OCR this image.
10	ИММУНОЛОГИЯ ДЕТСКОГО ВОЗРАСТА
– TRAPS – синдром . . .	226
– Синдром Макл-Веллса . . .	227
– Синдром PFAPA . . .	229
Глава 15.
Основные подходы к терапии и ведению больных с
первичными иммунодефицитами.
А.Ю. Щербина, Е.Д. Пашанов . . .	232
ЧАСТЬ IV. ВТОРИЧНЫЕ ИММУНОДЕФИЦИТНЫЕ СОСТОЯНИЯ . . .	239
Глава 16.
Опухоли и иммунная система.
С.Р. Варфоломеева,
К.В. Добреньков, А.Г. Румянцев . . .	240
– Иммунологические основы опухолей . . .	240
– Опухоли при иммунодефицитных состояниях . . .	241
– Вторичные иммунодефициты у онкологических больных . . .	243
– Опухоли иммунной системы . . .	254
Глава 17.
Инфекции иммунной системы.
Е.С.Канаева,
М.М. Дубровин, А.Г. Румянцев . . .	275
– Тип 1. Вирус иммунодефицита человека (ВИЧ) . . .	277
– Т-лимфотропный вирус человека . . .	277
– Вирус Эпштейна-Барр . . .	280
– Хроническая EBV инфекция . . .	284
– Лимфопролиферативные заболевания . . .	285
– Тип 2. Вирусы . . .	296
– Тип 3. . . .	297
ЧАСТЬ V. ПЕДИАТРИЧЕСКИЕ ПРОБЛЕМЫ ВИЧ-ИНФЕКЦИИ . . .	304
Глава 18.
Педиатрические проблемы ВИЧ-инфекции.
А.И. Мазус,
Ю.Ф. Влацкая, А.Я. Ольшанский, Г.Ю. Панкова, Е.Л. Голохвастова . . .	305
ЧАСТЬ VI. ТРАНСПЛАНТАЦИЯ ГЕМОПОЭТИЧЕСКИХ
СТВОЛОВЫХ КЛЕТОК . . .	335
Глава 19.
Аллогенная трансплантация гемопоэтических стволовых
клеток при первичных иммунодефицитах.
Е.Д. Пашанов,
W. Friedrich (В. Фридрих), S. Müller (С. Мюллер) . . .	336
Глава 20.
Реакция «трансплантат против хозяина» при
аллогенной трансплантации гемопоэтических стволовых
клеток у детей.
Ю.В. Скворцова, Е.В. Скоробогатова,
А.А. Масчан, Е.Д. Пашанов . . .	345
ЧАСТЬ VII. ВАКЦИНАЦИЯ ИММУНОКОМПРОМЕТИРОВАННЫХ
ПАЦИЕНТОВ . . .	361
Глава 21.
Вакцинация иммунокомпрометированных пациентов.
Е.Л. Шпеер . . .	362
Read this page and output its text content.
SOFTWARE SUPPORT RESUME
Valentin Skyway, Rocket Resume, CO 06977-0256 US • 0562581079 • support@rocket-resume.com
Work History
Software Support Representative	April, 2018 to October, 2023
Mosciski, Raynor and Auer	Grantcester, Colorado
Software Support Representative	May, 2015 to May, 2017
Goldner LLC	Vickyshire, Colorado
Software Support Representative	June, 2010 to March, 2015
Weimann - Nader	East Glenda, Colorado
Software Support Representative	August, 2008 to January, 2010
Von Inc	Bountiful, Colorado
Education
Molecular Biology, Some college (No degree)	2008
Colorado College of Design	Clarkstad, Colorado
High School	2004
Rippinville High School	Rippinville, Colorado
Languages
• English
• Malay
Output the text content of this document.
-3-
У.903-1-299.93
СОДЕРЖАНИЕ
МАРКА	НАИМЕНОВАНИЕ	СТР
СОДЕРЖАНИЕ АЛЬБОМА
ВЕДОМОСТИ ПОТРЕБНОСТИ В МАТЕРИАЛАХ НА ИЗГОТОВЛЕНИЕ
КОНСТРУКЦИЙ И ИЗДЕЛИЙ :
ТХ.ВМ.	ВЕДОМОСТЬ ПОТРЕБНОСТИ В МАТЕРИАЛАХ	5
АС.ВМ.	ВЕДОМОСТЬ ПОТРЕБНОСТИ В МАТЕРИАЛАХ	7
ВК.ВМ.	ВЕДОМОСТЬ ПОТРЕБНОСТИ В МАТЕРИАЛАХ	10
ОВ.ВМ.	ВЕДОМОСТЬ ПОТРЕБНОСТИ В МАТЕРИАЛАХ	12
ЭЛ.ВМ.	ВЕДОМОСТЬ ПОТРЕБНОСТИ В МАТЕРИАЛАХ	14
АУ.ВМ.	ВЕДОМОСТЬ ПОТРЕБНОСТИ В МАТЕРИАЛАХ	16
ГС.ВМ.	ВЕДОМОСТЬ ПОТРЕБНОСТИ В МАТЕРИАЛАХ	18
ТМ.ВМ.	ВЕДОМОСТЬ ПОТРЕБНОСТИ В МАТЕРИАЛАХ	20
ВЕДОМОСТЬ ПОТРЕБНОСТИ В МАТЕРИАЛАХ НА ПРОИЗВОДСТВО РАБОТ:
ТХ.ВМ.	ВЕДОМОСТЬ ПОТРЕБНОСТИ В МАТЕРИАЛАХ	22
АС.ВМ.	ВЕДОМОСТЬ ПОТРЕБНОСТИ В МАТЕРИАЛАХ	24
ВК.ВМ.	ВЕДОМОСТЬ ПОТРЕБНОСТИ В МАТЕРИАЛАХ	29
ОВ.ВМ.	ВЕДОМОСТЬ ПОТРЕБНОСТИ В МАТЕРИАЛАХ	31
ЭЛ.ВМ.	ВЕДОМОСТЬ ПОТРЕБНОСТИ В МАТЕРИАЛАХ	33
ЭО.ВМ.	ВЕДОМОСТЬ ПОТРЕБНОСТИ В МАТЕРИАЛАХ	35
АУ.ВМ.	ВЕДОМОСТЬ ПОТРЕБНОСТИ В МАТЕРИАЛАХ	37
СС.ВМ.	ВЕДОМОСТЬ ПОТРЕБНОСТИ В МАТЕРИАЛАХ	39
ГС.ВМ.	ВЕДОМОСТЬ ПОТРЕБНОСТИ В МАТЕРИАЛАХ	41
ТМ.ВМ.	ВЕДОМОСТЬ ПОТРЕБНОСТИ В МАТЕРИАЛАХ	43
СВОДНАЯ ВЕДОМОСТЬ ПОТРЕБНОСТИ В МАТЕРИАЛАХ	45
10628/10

--

▶ EXERCISE
Every line of the data above should be copied exactly.

▶ FINISHED ANSWER
OCR this image.
10	ИММУНОЛОГИЯ ДЕТСКОГО ВОЗРАСТА
– TRAPS – синдром . . .	226
– Синдром Макл-Веллса . . .	227
– Синдром PFAPA . . .	229
Глава 15.
Основные подходы к терапии и ведению больных с
первичными иммунодефицитами.
А.Ю. Щербина, Е.Д. Пашанов . . .	232
ЧАСТЬ IV. ВТОРИЧНЫЕ ИММУНОДЕФИЦИТНЫЕ СОСТОЯНИЯ . . .	239
Глава 16.
Опухоли и иммунная система.
С.Р. Варфоломеева,
К.В. Добреньков, А.Г. Румянцев . . .	240
– Иммунологические основы опухолей . . .	240
– Опухоли при иммунодефицитных состояниях . . .	241
– Вторичные иммунодефициты у онкологических больных . . .	243
– Опухоли иммунной системы . . .	254
Глава 17.
Инфекции иммунной системы.
Е.С.Канаева,
М.М. Дубровин, А.Г. Румянцев . . .	275
– Тип 1. Вирус иммунодефицита человека (ВИЧ) . . .	277
– Т-лимфотропный вирус человека . . .	277
– Вирус Эпштейна-Барр . . .	280
– Хроническая EBV инфекция . . .	284
– Лимфопролиферативные заболевания . . .	285
– Тип 2. Вирусы . . .	296
– Тип 3. . . .	297
ЧАСТЬ V. ПЕДИАТРИЧЕСКИЕ ПРОБЛЕМЫ ВИЧ-ИНФЕКЦИИ . . .	304
Глава 18.
Педиатрические проблемы ВИЧ-инфекции.
А.И. Мазус,
Ю.Ф. Влацкая, А.Я. Ольшанский, Г.Ю. Панкова, Е.Л. Голохвастова . . .	305
ЧАСТЬ VI. ТРАНСПЛАНТАЦИЯ ГЕМОПОЭТИЧЕСКИХ
СТВОЛОВЫХ КЛЕТОК . . .	335
Глава 19.
Аллогенная трансплантация гемопоэтических стволовых
клеток при первичных иммунодефицитах.
Е.Д. Пашанов,
W. Friedrich (В. Фридрих), S. Müller (С. Мюллер) . . .	336
Глава 20.
Реакция «трансплантат против хозяина» при
аллогенной трансплантации гемопоэтических стволовых
клеток у детей.
Ю.В. Скворцова, Е.В. Скоробогатова,
А.А. Масчан, Е.Д. Пашанов . . .	345
ЧАСТЬ VII. ВАКЦИНАЦИЯ ИММУНОКОМПРОМЕТИРОВАННЫХ
ПАЦИЕНТОВ . . .	361
Глава 21.
Вакцинация иммунокомпрометированных пациентов.
Е.Л. Шпеер . . .	362
Read this page and output its text content.
SOFTWARE SUPPORT RESUME
Valentin Skyway, Rocket Resume, CO 06977-0256 US • 0562581079 • support@rocket-resume.com
Work History
Software Support Representative	April, 2018 to October, 2023
Mosciski, Raynor and Auer	Grantcester, Colorado
Software Support Representative	May, 2015 to May, 2017
Goldner LLC	Vickyshire, Colorado
Software Support Representative	June, 2010 to March, 2015
Weimann - Nader	East Glenda, Colorado
Software Support Representative	August, 2008 to January, 2010
Von Inc	Bountiful, Colorado
Education
Molecular Biology, Some college (No degree)	2008
Colorado College of Design	Clarkstad, Colorado
High School	2004
Rippinville High School	Rippinville, Colorado
Languages
• English
• Malay
Output the text content of this document.
-3-
У.903-1-299.93
СОДЕРЖАНИЕ
МАРКА	НАИМЕНОВАНИЕ	СТР
СОДЕРЖАНИЕ АЛЬБОМА
ВЕДОМОСТИ ПОТРЕБНОСТИ В МАТЕРИАЛАХ НА ИЗГОТОВЛЕНИЕ
КОНСТРУКЦИЙ И ИЗДЕЛИЙ :
ТХ.ВМ.	ВЕДОМОСТЬ ПОТРЕБНОСТИ В МАТЕРИАЛАХ	5
АС.ВМ.	ВЕДОМОСТЬ ПОТРЕБНОСТИ В МАТЕРИАЛАХ	7
ВК.ВМ.	ВЕДОМОСТЬ ПОТРЕБНОСТИ В МАТЕРИАЛАХ	10
ОВ.ВМ.	ВЕДОМОСТЬ ПОТРЕБНОСТИ В МАТЕРИАЛАХ	12
ЭЛ.ВМ.	ВЕДОМОСТЬ ПОТРЕБНОСТИ В МАТЕРИАЛАХ	14
АУ.ВМ.	ВЕДОМОСТЬ ПОТРЕБНОСТИ В МАТЕРИАЛАХ	16
ГС.ВМ.	ВЕДОМОСТЬ ПОТРЕБНОСТИ В МАТЕРИАЛАХ	18
ТМ.ВМ.	ВЕДОМОСТЬ ПОТРЕБНОСТИ В МАТЕРИАЛАХ	20
ВЕДОМОСТЬ ПОТРЕБНОСТИ В МАТЕРИАЛАХ НА ПРОИЗВОДСТВО РАБОТ:
ТХ.ВМ.	ВЕДОМОСТЬ ПОТРЕБНОСТИ В МАТЕРИАЛАХ	22
АС.ВМ.	ВЕДОМОСТЬ ПОТРЕБНОСТИ В МАТЕРИАЛАХ	24
ВК.ВМ.	ВЕДОМОСТЬ ПОТРЕБНОСТИ В МАТЕРИАЛАХ	29
ОВ.ВМ.	ВЕДОМОСТЬ ПОТРЕБНОСТИ В МАТЕРИАЛАХ	31
ЭЛ.ВМ.	ВЕДОМОСТЬ ПОТРЕБНОСТИ В МАТЕРИАЛАХ	33
ЭО.ВМ.	ВЕДОМОСТЬ ПОТРЕБНОСТИ В МАТЕРИАЛАХ	35
АУ.ВМ.	ВЕДОМОСТЬ ПОТРЕБНОСТИ В МАТЕРИАЛАХ	37
СС.ВМ.	ВЕДОМОСТЬ ПОТРЕБНОСТИ В МАТЕРИАЛАХ	39
ГС.ВМ.	ВЕДОМОСТЬ ПОТРЕБНОСТИ В МАТЕРИАЛАХ	41
ТМ.ВМ.	ВЕДОМОСТЬ ПОТРЕБНОСТИ В МАТЕРИАЛАХ	43
СВОДНАЯ ВЕДОМОСТЬ ПОТРЕБНОСТИ В МАТЕРИАЛАХ	45
10628/10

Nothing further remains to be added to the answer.